Stored data:
┄┄┄┄┄┄┄┄┄┄┄┄┄┄┄┄┄┄┄┄

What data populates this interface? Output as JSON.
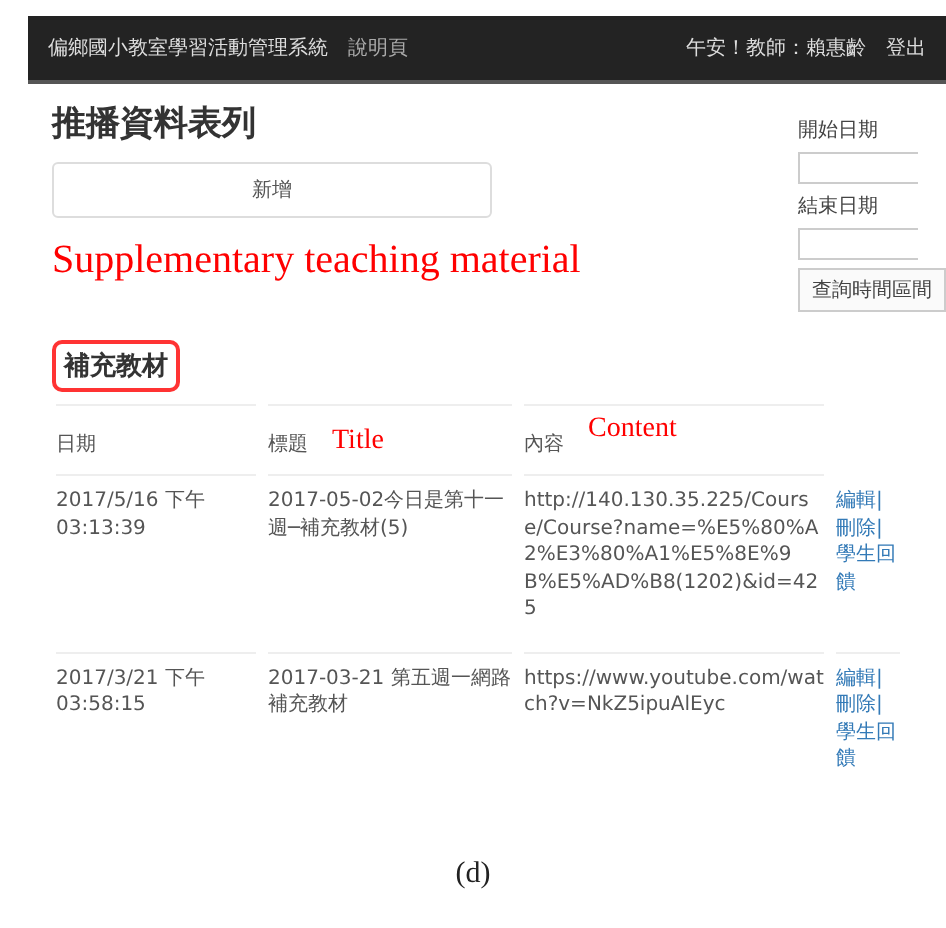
{
  "navbar": {
    "title": "偏鄉國小教室學習活動管理系統",
    "link": "說明頁",
    "user": "午安！教師：賴惠齡",
    "logout": "登出"
  },
  "page_title": "推播資料表列",
  "add_button": "新增",
  "date_filter": {
    "start_label": "開始日期",
    "end_label": "結束日期",
    "query_button": "查詢時間區間"
  },
  "annotations": {
    "section": "Supplementary teaching material",
    "title_column": "Title",
    "content_column": "Content"
  },
  "section": {
    "title": "補充教材",
    "highlighted": true
  },
  "table": {
    "columns": [
      "日期",
      "標題",
      "內容"
    ],
    "rows": [
      {
        "date": "2017/5/16 下午 03:13:39",
        "title": "2017-05-02今日是第十一週─補充教材(5)",
        "content": "http://140.130.35.225/Course/Course?name=%E5%80%A2%E3%80%A1%E5%8E%9B%E5%AD%B8(1202)&id=425",
        "actions": [
          "編輯|",
          "刪除|",
          "學生回饋"
        ]
      },
      {
        "date": "2017/3/21 下午 03:58:15",
        "title": "2017-03-21 第五週一網路補充教材",
        "content": "https://www.youtube.com/watch?v=NkZ5ipuAlEyc",
        "actions": [
          "編輯|",
          "刪除|",
          "學生回饋"
        ]
      }
    ]
  },
  "caption": "(d)"
}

┄┄┄┄┄┄┄┄┄┄┄┄┄┄┄┄┄┄┄┄

*EXERCISE DETAILS*
Omitting all images, retype each line of the records precisely.

*FULL SOLUTION*
What data populates this interface? Output as JSON.
{
  "navbar": {
    "title": "偏鄉國小教室學習活動管理系統",
    "link": "說明頁",
    "user": "午安！教師：賴惠齡",
    "logout": "登出"
  },
  "page_title": "推播資料表列",
  "add_button": "新增",
  "date_filter": {
    "start_label": "開始日期",
    "end_label": "結束日期",
    "query_button": "查詢時間區間"
  },
  "annotations": {
    "section": "Supplementary teaching material",
    "title_column": "Title",
    "content_column": "Content"
  },
  "section": {
    "title": "補充教材",
    "highlighted": true
  },
  "table": {
    "columns": [
      "日期",
      "標題",
      "內容"
    ],
    "rows": [
      {
        "date": "2017/5/16 下午 03:13:39",
        "title": "2017-05-02今日是第十一週─補充教材(5)",
        "content": "http://140.130.35.225/Course/Course?name=%E5%80%A2%E3%80%A1%E5%8E%9B%E5%AD%B8(1202)&id=425",
        "actions": [
          "編輯|",
          "刪除|",
          "學生回饋"
        ]
      },
      {
        "date": "2017/3/21 下午 03:58:15",
        "title": "2017-03-21 第五週一網路補充教材",
        "content": "https://www.youtube.com/watch?v=NkZ5ipuAlEyc",
        "actions": [
          "編輯|",
          "刪除|",
          "學生回饋"
        ]
      }
    ]
  },
  "caption": "(d)"
}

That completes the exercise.